[Lines of data]
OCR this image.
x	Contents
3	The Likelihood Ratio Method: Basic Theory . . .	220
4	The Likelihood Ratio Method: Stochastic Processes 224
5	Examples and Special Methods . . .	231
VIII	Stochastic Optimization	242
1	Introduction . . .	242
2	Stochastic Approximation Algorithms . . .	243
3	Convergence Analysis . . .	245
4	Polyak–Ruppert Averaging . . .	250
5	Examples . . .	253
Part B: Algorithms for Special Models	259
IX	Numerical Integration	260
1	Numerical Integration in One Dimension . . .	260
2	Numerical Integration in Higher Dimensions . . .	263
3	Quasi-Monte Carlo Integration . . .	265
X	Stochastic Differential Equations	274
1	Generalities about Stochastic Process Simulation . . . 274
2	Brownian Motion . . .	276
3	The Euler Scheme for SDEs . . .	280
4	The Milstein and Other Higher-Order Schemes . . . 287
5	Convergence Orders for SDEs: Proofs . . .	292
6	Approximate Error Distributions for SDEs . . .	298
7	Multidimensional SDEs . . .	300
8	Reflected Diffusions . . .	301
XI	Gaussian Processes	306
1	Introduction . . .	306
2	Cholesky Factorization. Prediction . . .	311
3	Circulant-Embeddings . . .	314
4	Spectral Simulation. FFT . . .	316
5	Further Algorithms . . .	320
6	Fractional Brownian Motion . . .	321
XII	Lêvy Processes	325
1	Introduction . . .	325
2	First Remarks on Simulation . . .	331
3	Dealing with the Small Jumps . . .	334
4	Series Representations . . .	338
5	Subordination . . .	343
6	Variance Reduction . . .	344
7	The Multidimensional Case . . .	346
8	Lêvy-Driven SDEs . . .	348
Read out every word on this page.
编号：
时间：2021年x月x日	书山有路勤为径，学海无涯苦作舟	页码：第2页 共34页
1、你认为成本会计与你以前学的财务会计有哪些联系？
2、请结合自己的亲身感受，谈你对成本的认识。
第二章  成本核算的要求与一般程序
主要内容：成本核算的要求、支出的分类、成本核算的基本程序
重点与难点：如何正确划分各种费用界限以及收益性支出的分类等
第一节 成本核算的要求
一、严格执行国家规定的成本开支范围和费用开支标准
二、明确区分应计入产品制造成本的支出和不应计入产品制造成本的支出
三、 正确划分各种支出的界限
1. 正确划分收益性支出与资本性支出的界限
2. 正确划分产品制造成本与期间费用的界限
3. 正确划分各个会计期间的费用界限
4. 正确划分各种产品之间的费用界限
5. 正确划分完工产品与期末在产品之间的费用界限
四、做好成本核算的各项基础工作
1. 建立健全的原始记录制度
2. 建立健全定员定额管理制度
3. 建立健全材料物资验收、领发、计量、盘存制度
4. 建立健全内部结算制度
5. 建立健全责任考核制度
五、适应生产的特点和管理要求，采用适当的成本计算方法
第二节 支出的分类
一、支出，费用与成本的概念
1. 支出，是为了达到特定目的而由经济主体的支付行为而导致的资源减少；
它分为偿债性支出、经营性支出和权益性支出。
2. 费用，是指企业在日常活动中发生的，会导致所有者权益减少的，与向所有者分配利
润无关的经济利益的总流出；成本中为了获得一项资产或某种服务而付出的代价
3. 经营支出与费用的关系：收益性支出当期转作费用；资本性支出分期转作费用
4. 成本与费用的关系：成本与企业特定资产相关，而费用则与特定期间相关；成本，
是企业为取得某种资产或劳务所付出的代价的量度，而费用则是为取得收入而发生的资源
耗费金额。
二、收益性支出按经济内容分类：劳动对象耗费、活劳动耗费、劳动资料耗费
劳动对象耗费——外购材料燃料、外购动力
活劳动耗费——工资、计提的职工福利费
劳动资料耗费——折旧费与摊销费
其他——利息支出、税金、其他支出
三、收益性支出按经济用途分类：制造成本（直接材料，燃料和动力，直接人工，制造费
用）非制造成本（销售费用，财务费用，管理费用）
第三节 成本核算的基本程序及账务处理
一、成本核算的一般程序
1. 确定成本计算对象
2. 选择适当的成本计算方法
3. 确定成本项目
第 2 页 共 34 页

• **Problem to work on**
Write out the listing once more, matching it exactly.

• **Answer to the exercise**
OCR this image.
x	Contents
3	The Likelihood Ratio Method: Basic Theory . . .	220
4	The Likelihood Ratio Method: Stochastic Processes 224
5	Examples and Special Methods . . .	231
VIII	Stochastic Optimization	242
1	Introduction . . .	242
2	Stochastic Approximation Algorithms . . .	243
3	Convergence Analysis . . .	245
4	Polyak–Ruppert Averaging . . .	250
5	Examples . . .	253
Part B: Algorithms for Special Models	259
IX	Numerical Integration	260
1	Numerical Integration in One Dimension . . .	260
2	Numerical Integration in Higher Dimensions . . .	263
3	Quasi-Monte Carlo Integration . . .	265
X	Stochastic Differential Equations	274
1	Generalities about Stochastic Process Simulation . . . 274
2	Brownian Motion . . .	276
3	The Euler Scheme for SDEs . . .	280
4	The Milstein and Other Higher-Order Schemes . . . 287
5	Convergence Orders for SDEs: Proofs . . .	292
6	Approximate Error Distributions for SDEs . . .	298
7	Multidimensional SDEs . . .	300
8	Reflected Diffusions . . .	301
XI	Gaussian Processes	306
1	Introduction . . .	306
2	Cholesky Factorization. Prediction . . .	311
3	Circulant-Embeddings . . .	314
4	Spectral Simulation. FFT . . .	316
5	Further Algorithms . . .	320
6	Fractional Brownian Motion . . .	321
XII	Lêvy Processes	325
1	Introduction . . .	325
2	First Remarks on Simulation . . .	331
3	Dealing with the Small Jumps . . .	334
4	Series Representations . . .	338
5	Subordination . . .	343
6	Variance Reduction . . .	344
7	The Multidimensional Case . . .	346
8	Lêvy-Driven SDEs . . .	348
Read out every word on this page.
编号：
时间：2021年x月x日	书山有路勤为径，学海无涯苦作舟	页码：第2页 共34页
1、你认为成本会计与你以前学的财务会计有哪些联系？
2、请结合自己的亲身感受，谈你对成本的认识。
第二章  成本核算的要求与一般程序
主要内容：成本核算的要求、支出的分类、成本核算的基本程序
重点与难点：如何正确划分各种费用界限以及收益性支出的分类等
第一节 成本核算的要求
一、严格执行国家规定的成本开支范围和费用开支标准
二、明确区分应计入产品制造成本的支出和不应计入产品制造成本的支出
三、 正确划分各种支出的界限
1. 正确划分收益性支出与资本性支出的界限
2. 正确划分产品制造成本与期间费用的界限
3. 正确划分各个会计期间的费用界限
4. 正确划分各种产品之间的费用界限
5. 正确划分完工产品与期末在产品之间的费用界限
四、做好成本核算的各项基础工作
1. 建立健全的原始记录制度
2. 建立健全定员定额管理制度
3. 建立健全材料物资验收、领发、计量、盘存制度
4. 建立健全内部结算制度
5. 建立健全责任考核制度
五、适应生产的特点和管理要求，采用适当的成本计算方法
第二节 支出的分类
一、支出，费用与成本的概念
1. 支出，是为了达到特定目的而由经济主体的支付行为而导致的资源减少；
它分为偿债性支出、经营性支出和权益性支出。
2. 费用，是指企业在日常活动中发生的，会导致所有者权益减少的，与向所有者分配利
润无关的经济利益的总流出；成本中为了获得一项资产或某种服务而付出的代价
3. 经营支出与费用的关系：收益性支出当期转作费用；资本性支出分期转作费用
4. 成本与费用的关系：成本与企业特定资产相关，而费用则与特定期间相关；成本，
是企业为取得某种资产或劳务所付出的代价的量度，而费用则是为取得收入而发生的资源
耗费金额。
二、收益性支出按经济内容分类：劳动对象耗费、活劳动耗费、劳动资料耗费
劳动对象耗费——外购材料燃料、外购动力
活劳动耗费——工资、计提的职工福利费
劳动资料耗费——折旧费与摊销费
其他——利息支出、税金、其他支出
三、收益性支出按经济用途分类：制造成本（直接材料，燃料和动力，直接人工，制造费
用）非制造成本（销售费用，财务费用，管理费用）
第三节 成本核算的基本程序及账务处理
一、成本核算的一般程序
1. 确定成本计算对象
2. 选择适当的成本计算方法
3. 确定成本项目
第 2 页 共 34 页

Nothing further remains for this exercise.